━━ Records to use ━━

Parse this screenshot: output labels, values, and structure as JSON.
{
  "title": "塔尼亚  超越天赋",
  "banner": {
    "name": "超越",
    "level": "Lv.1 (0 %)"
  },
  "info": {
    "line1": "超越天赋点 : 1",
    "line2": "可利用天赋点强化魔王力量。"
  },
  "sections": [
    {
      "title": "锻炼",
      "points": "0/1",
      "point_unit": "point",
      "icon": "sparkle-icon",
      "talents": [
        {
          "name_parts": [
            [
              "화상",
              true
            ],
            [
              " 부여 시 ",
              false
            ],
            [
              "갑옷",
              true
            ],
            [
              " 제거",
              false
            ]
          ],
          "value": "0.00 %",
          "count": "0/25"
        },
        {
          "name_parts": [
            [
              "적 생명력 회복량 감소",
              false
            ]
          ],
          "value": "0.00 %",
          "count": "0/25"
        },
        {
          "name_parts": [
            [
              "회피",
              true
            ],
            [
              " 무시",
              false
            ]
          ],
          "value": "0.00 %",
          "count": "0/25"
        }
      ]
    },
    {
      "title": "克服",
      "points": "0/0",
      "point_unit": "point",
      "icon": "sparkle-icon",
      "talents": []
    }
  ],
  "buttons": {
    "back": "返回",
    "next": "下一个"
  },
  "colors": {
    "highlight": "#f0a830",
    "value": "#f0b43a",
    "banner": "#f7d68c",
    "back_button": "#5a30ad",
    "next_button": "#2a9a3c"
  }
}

━━━
━━ Records to use ━━

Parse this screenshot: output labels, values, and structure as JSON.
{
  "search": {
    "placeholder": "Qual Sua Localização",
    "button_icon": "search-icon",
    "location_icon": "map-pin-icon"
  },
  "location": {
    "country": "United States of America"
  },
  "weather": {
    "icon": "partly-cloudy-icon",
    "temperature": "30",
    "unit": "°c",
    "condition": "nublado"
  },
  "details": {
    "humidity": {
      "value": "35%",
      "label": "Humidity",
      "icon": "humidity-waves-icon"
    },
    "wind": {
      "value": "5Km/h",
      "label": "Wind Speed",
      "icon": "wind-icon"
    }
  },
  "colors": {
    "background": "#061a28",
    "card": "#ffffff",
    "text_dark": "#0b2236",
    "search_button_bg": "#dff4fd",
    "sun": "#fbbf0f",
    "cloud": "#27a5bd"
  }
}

━━━

Problem description> Using the records above, find and show each line with the string "icon".

Exercise solution>
      "icon": "sparkle-icon",
      "icon": "sparkle-icon",
    "button_icon": "search-icon",
    "location_icon": "map-pin-icon"
    "icon": "partly-cloudy-icon",
      "icon": "humidity-waves-icon"
      "icon": "wind-icon"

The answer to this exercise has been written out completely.